# START OF Data listing

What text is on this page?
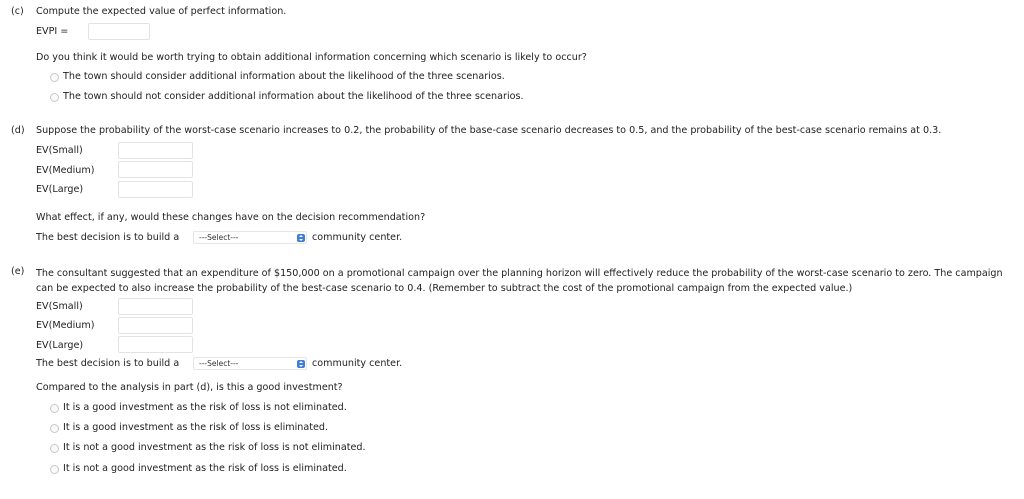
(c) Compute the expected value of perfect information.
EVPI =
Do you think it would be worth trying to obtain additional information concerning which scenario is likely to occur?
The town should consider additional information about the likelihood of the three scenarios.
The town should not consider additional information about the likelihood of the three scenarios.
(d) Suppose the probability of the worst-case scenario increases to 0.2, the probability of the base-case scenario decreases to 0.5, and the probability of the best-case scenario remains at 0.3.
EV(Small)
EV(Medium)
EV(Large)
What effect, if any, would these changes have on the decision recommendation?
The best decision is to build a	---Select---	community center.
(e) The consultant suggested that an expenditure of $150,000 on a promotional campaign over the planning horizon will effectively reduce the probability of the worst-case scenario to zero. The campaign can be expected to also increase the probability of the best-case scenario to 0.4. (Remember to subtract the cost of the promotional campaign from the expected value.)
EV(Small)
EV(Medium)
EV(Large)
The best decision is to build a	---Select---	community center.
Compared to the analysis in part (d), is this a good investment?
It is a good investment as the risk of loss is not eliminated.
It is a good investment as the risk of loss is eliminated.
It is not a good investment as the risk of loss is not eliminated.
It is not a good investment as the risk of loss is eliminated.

# END OF Data listing
# START OF Data listing

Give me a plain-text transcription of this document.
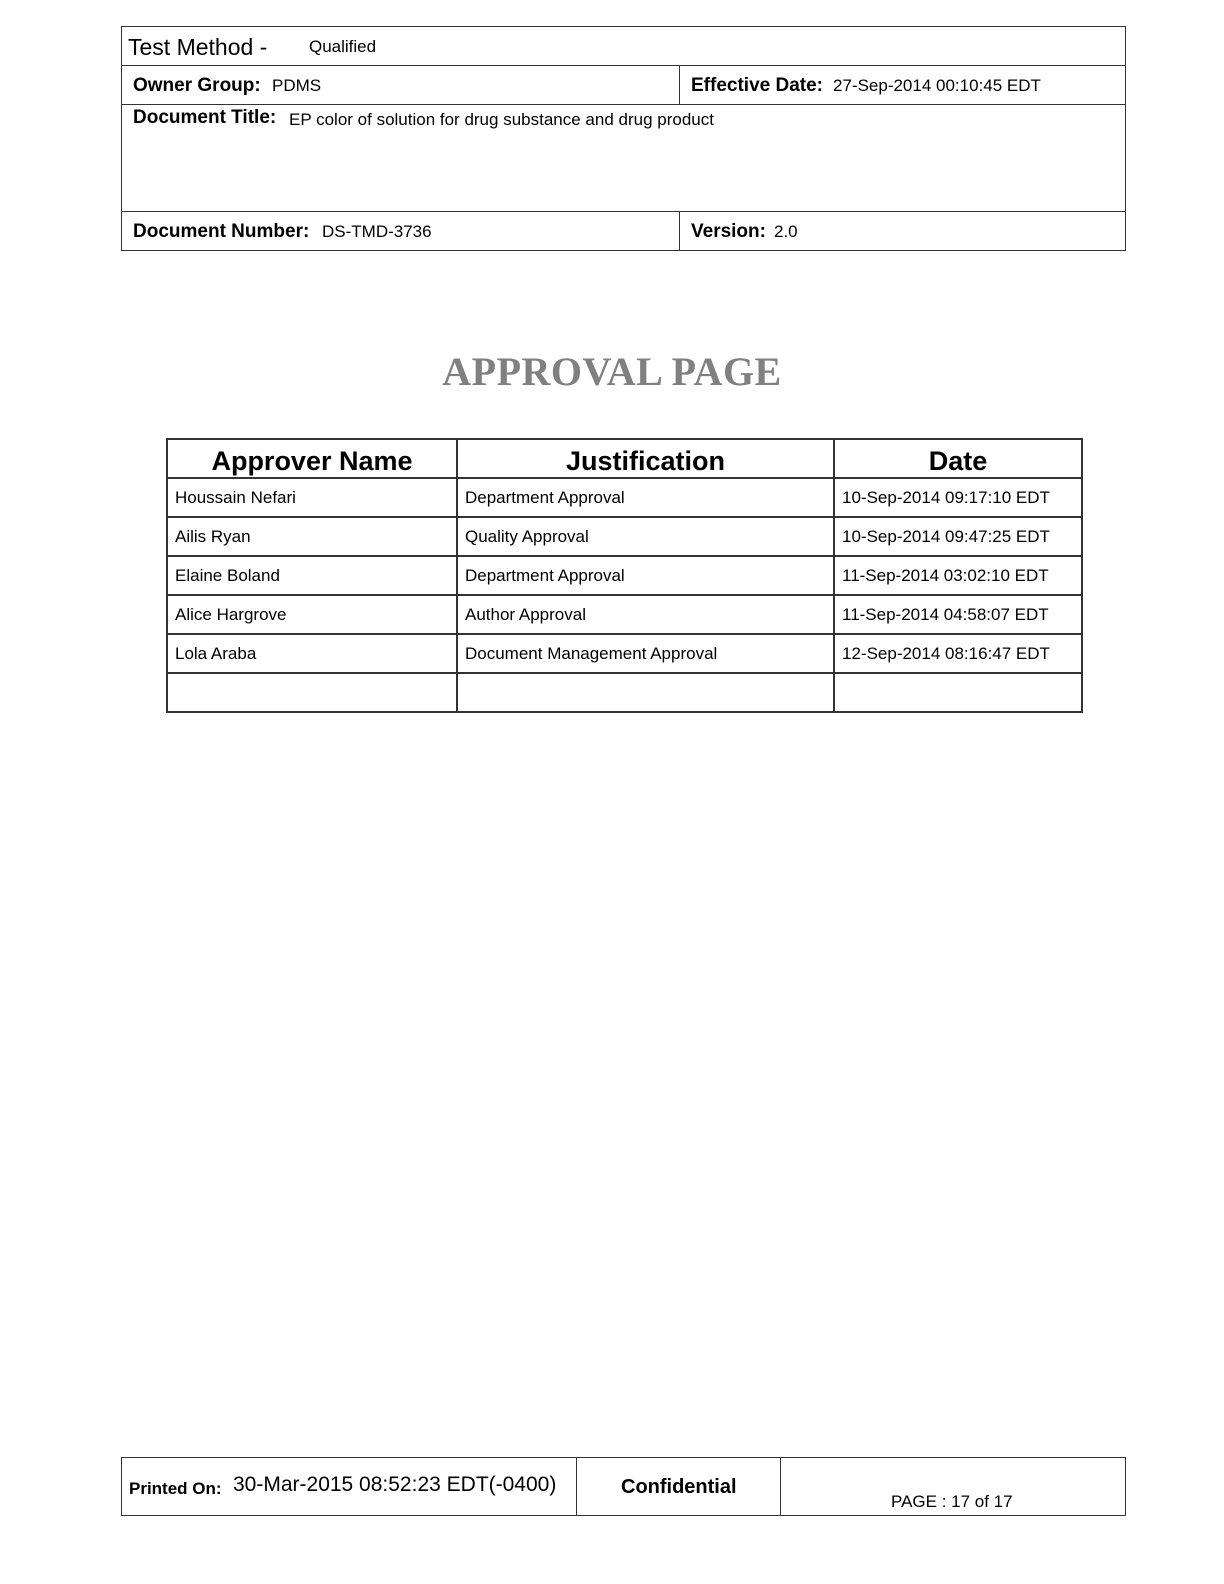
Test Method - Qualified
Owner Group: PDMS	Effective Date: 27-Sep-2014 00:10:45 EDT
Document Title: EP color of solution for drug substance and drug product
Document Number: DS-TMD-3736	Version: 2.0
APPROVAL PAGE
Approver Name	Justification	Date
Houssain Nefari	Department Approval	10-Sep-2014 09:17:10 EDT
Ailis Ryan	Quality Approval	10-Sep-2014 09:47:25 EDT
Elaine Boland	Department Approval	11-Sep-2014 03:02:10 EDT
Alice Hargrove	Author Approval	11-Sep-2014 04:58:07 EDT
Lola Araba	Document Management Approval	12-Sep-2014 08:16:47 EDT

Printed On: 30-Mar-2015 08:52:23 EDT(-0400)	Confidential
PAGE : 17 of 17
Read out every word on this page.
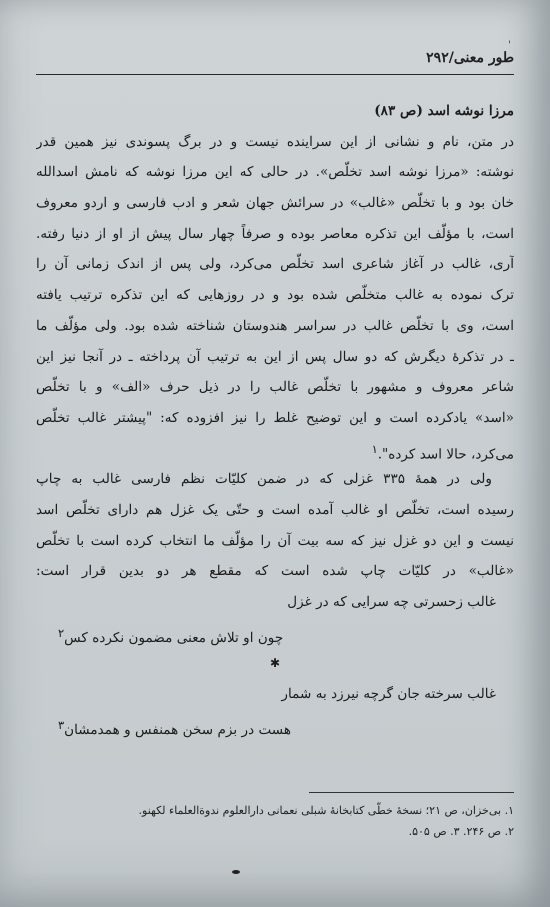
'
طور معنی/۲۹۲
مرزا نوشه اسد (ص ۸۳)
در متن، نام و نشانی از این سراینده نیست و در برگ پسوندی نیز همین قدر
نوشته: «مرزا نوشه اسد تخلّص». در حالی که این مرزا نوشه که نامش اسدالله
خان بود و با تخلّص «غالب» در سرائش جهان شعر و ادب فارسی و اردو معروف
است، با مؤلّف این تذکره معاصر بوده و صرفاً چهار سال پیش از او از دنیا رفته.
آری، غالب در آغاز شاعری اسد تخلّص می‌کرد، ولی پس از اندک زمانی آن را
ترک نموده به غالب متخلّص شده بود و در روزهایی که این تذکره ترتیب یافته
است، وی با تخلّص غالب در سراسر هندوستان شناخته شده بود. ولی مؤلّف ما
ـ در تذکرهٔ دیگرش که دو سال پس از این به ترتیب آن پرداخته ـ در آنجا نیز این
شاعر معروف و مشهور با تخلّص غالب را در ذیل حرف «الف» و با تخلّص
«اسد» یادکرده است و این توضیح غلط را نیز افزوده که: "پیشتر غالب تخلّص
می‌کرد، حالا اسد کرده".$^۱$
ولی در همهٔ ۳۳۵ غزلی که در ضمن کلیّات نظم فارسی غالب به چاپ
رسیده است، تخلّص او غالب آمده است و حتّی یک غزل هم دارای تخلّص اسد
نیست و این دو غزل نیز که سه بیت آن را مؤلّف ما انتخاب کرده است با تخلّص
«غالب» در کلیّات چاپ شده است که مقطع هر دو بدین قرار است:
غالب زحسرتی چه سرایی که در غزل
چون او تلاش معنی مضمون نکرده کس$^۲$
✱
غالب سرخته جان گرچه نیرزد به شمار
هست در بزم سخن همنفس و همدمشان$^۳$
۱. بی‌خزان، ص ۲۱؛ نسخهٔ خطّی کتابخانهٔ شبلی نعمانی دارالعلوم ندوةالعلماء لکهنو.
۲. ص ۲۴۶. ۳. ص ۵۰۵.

# END OF Data listing

**Exercise instructions:** State how many lines of the records above contain the word "Date", and give only that number.

**Worked solution:** 2